----- Data for this task

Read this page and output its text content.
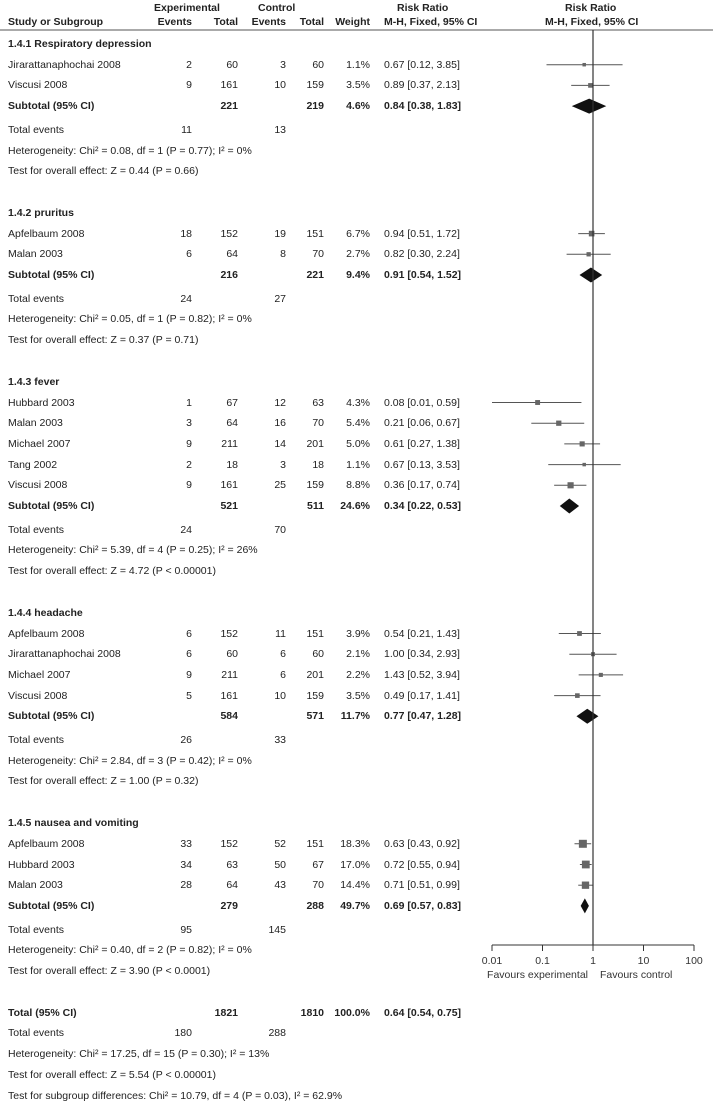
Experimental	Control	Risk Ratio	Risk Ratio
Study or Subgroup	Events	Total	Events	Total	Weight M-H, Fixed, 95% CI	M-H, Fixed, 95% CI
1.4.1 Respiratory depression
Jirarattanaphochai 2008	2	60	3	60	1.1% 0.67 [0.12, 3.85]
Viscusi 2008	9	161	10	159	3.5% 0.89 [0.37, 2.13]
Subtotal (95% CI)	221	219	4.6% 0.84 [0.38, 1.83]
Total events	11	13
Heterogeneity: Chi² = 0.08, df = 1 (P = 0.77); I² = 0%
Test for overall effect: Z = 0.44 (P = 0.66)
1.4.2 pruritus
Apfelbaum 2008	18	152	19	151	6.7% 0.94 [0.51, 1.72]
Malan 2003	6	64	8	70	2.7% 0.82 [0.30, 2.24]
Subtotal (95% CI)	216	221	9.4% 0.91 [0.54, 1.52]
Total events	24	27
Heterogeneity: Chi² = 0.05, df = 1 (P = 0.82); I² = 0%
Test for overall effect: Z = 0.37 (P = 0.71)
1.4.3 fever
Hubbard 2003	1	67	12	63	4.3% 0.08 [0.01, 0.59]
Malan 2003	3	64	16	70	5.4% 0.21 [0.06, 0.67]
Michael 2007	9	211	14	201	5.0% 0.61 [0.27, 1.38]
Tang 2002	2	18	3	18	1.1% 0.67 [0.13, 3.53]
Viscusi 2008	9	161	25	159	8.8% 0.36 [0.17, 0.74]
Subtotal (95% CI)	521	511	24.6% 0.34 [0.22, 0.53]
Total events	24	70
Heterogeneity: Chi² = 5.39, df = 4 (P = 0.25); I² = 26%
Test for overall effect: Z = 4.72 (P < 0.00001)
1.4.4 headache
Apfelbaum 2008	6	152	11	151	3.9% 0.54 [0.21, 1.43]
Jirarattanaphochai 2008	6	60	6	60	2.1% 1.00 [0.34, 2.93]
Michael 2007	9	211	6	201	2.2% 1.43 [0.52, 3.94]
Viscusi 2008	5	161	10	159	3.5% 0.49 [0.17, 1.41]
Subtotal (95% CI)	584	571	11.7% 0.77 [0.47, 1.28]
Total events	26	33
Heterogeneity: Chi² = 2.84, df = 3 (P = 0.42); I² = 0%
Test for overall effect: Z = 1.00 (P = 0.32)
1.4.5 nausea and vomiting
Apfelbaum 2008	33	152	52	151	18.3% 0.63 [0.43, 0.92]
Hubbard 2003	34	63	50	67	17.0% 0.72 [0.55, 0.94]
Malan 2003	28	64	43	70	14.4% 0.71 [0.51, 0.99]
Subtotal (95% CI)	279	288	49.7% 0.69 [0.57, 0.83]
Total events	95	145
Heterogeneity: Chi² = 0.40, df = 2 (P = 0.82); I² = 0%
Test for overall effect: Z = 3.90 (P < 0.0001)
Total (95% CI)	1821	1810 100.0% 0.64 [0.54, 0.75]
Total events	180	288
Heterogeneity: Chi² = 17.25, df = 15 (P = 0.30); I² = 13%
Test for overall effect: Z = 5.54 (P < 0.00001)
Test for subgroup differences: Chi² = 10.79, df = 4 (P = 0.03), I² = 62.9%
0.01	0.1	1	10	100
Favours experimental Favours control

----------
----- Data for this task

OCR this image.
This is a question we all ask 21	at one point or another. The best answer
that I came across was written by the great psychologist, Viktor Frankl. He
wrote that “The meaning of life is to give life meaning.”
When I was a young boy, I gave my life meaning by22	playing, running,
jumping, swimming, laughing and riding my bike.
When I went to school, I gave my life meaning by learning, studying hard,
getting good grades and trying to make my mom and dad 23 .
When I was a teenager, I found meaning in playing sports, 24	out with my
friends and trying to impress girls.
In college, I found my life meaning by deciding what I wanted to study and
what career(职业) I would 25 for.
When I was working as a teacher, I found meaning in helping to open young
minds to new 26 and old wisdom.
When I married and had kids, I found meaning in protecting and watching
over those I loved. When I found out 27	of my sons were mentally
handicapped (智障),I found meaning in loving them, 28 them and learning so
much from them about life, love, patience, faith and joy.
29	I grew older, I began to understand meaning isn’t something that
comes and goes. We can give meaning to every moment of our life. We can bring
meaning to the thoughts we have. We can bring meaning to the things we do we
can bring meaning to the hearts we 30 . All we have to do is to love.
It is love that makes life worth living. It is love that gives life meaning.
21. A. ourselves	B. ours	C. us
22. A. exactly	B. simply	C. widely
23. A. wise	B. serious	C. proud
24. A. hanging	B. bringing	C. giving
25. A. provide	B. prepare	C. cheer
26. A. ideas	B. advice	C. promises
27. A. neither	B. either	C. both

----------

● Set exercise:
Return each line with "Malan".

● Solution below:
Malan 2003	6	64	8	70	2.7% 0.82 [0.30, 2.24]
Malan 2003	3	64	16	70	5.4% 0.21 [0.06, 0.67]
Malan 2003	28	64	43	70	14.4% 0.71 [0.51, 0.99]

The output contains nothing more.